If you want to research the croton more, the proper scientific name is_ Codiaeum variegatum_ variety _pictus_. There are MANY different color forms. It is a bit confusing, because there is another genus of plants with the Latin name _Croton_. For this plant, Croton is the common name, rather than the proper scientific name.

The following notes the irritating sap: Floridata: Codiaeum variegatum var. pictum


----------



## epiphytes etc. (Nov 22, 2010)

Funny enough, "croton" and Croton are pretty closely related.


----------



## LongPig (Nov 7, 2013)

LoganR said:


> If you want to research the croton more, the proper scientific name is_ Codiaeum variegatum_ variety _pictus_. There are MANY different color forms. It is a bit confusing, because there is another genus of plants with the Latin name _Croton_. For this plant, Croton is the common name, rather than the proper scientific name.
> 
> The following notes the irritating sap: Floridata: Codiaeum variegatum var. pictum


Thanks for the info. I'm lead to lead to believe by that article that as long as I do not cut the stems then it should be safe in the vivarium. Am I correct?

###

■ **WHAT THIS EXERCISE ASKS**
(1) Edit the croton thread by reproducing it between "## LongPig (Nov" and "Am I correct?", inclusive, with "vivarium" replaced by "terrarium".
(2) Pick up the croton thread after its final sentence and continue it.
The listing that follows is separate material, unrelated to the croton thread.

■ **Stored records**
###

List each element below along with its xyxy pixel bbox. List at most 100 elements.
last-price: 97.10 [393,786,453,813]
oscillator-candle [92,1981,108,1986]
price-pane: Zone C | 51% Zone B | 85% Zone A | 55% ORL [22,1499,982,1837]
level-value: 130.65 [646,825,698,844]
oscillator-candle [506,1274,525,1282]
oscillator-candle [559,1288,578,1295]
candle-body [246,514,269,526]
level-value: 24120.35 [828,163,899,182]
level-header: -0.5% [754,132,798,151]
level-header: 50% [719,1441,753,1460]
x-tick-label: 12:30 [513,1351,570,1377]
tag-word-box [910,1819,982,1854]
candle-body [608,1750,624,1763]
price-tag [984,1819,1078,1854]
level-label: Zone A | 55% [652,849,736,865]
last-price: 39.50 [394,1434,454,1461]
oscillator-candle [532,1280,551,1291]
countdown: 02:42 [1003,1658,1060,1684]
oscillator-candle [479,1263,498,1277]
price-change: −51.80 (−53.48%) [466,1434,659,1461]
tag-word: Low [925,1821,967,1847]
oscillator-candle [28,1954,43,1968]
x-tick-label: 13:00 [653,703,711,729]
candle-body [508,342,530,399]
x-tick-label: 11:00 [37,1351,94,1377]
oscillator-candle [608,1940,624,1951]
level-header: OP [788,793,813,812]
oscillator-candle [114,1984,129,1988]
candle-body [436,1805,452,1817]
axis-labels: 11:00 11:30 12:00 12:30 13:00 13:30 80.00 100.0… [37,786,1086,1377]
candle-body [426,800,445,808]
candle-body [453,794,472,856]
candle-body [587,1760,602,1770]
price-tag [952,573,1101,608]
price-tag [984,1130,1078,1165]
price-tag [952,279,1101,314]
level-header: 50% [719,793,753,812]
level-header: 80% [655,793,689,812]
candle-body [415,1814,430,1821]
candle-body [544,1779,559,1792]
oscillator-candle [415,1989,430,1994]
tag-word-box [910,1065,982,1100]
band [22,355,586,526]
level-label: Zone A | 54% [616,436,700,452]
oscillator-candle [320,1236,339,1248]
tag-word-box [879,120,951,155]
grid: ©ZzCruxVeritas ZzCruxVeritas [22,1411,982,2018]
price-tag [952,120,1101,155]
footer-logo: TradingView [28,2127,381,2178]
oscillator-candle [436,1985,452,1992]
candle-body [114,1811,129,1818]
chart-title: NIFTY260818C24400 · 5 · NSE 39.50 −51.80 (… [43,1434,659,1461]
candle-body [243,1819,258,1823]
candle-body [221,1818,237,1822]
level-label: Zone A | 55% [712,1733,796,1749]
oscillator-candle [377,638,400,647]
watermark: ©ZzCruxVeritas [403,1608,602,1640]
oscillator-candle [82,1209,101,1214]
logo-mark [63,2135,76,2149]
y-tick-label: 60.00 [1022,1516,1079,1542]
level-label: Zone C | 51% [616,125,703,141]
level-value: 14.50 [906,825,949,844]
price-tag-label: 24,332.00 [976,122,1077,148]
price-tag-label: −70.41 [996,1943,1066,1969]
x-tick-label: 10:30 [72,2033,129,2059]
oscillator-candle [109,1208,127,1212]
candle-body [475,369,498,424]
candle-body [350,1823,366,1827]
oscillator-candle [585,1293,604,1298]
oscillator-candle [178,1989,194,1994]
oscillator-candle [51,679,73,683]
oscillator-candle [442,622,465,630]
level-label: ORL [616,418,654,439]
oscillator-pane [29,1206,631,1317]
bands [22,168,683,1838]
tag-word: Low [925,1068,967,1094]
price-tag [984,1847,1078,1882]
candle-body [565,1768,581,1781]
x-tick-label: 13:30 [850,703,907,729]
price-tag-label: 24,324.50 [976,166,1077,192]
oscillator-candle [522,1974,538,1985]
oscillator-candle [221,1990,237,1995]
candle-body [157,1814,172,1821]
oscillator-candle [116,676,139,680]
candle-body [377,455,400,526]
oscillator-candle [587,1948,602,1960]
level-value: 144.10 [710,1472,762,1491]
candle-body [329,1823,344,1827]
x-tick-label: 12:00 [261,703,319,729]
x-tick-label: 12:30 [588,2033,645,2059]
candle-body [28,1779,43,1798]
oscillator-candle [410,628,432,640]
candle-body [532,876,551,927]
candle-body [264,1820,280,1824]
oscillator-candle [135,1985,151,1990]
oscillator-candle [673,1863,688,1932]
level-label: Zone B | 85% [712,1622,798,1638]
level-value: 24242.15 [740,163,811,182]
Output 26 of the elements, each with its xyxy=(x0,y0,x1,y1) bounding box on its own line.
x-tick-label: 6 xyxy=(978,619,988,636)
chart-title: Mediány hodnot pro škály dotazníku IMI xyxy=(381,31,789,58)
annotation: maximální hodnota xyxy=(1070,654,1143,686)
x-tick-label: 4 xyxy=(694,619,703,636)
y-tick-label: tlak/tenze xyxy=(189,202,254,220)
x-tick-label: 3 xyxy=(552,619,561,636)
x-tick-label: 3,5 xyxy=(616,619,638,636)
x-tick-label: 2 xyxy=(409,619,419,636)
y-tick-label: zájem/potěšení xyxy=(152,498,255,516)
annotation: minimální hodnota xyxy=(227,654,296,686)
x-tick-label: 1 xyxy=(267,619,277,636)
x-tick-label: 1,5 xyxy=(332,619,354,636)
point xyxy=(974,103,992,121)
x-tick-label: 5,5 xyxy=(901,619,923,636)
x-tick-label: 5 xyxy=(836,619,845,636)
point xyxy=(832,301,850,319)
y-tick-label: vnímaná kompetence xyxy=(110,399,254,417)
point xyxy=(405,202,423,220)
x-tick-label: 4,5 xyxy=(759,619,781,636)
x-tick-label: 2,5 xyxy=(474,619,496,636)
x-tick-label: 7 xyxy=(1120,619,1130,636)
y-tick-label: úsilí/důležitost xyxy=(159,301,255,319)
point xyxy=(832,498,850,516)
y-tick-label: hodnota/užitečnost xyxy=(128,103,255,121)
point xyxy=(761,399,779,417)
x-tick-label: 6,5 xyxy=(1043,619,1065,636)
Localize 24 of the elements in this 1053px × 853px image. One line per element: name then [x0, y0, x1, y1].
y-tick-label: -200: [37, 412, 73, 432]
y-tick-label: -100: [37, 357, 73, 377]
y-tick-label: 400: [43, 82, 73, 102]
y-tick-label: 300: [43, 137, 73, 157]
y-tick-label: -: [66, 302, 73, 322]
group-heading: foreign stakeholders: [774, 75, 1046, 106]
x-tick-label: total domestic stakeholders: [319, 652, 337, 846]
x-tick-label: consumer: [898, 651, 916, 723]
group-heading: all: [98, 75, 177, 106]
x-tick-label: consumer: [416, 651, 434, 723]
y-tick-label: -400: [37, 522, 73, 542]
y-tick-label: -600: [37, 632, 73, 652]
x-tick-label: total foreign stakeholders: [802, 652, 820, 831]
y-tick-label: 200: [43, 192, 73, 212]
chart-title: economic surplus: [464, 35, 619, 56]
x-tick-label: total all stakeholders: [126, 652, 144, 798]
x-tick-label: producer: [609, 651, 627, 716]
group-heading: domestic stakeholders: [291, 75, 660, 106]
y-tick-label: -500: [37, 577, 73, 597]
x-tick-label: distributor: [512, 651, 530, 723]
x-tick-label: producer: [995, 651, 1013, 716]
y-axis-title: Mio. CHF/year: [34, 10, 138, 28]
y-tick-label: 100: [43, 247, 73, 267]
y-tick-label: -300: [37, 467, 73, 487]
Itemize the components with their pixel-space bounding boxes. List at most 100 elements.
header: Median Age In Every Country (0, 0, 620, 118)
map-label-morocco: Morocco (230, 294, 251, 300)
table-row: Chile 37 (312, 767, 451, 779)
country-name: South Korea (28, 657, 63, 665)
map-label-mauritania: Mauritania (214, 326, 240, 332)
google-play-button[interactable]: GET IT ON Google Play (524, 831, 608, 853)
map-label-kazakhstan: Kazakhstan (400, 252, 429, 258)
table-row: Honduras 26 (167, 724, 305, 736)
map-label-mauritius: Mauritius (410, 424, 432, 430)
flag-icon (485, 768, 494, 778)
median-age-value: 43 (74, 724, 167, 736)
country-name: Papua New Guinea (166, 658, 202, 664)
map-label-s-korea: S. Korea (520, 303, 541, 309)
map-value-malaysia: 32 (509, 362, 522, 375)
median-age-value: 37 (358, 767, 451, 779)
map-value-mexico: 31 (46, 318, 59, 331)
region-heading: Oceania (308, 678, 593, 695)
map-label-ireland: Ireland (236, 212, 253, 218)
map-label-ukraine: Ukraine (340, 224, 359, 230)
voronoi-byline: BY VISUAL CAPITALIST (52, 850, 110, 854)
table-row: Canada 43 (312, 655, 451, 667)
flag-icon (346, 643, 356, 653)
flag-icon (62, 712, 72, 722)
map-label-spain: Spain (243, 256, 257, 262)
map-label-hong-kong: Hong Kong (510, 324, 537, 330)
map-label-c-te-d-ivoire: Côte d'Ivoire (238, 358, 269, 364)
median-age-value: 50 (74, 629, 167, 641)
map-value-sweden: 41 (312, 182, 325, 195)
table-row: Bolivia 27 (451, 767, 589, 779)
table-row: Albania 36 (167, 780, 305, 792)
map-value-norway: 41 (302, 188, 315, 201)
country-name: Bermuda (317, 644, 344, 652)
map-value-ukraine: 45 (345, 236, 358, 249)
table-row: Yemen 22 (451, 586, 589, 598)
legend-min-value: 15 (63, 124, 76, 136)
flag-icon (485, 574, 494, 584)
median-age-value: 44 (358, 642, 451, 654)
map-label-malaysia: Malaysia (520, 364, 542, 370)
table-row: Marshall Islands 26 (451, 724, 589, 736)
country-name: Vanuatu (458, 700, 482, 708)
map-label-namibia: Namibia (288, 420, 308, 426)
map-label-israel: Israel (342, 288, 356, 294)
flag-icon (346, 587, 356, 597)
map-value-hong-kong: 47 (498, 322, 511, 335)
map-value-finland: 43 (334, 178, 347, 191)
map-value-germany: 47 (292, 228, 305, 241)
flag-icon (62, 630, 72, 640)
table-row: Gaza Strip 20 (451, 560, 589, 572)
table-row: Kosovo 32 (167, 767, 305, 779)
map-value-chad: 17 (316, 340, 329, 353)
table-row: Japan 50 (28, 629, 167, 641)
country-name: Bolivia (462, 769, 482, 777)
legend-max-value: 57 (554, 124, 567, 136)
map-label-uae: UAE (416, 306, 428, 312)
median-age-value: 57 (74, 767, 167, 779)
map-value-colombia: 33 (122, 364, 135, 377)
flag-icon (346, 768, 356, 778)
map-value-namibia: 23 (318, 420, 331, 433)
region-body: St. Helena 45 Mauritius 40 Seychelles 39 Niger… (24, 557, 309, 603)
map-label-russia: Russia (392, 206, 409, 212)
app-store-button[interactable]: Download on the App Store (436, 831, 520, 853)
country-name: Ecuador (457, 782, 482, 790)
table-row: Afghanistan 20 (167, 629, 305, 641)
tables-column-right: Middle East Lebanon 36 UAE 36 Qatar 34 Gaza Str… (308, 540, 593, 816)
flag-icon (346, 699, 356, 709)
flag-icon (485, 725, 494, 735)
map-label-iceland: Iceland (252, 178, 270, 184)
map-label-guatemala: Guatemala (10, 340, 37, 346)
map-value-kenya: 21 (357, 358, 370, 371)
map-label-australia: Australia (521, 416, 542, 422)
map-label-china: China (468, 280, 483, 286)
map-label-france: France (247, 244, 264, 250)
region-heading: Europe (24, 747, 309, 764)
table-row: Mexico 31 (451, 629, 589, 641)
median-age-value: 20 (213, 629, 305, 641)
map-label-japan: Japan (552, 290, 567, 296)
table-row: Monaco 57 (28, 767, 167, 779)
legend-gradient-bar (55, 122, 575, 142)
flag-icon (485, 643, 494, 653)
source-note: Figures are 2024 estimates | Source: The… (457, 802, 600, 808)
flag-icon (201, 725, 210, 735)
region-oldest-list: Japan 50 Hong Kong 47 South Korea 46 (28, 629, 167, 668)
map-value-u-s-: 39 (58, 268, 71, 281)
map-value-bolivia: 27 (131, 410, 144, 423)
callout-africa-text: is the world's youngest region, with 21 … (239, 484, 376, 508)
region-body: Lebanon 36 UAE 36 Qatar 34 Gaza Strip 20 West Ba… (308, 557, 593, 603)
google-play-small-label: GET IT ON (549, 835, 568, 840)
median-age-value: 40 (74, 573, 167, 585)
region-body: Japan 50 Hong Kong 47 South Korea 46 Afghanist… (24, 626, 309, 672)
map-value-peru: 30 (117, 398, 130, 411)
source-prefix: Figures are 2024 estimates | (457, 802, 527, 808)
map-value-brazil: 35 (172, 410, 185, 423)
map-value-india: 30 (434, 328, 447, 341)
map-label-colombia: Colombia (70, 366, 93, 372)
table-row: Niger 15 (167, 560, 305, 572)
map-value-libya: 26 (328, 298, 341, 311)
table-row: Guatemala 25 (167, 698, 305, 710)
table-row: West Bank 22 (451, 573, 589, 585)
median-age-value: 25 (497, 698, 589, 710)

###

■ **ANSWER SET**
(1)
## LongPig (Nov 7, 2013)

LoganR said:


> If you want to research the croton more, the proper scientific name is_ Codiaeum variegatum_ variety _pictus_. There are MANY different color forms. It is a bit confusing, because there is another genus of plants with the Latin name _Croton_. For this plant, Croton is the common name, rather than the proper scientific name.
> 
> The following notes the irritating sap: Floridata: Codiaeum variegatum var. pictum


Thanks for the info. I'm lead to lead to believe by that article that as long as I do not cut the stems then it should be safe in the terrarium. Am I correct?

(2)
----------



## LongPig (Nov 7, 2013)

Okay moss is in and leaves are down. The one pic shows a shallow water bowl. I didn't know if I should leave that or not.


----------



## LongPig (Nov 7, 2013)

Found some spider web looking mold today. After a misting it mostly disappeared. I also came across a frog that has really piqued my interest. It's Ranitomeya benedicta
"Shucushuyacu".


----------



## Urban Jungle (Oct 10, 2013)

Beautiful terrarium! Nice layout! The natural lines formed within it could be more active visually if you add some more spiral or diagonal lines. A good way to achieve this is taking a thin cotton string, covering it in a black or bronze colored silicone, and dipping the rope in peat moss and/or coco coir. Then coil it till it's dry. Afterwards, you can hang the rope as if they were spiral vines. You might want to add an air plant such as Tillensia usenoides, which will also add more active lines and beautiful green color.


----------



## Urban Jungle (Oct 10, 2013)

Great choice on the benedicta's. They are some of the most beautiful frogs available. Be very careful when feeding because they are very fast and like to jump out of terrariums.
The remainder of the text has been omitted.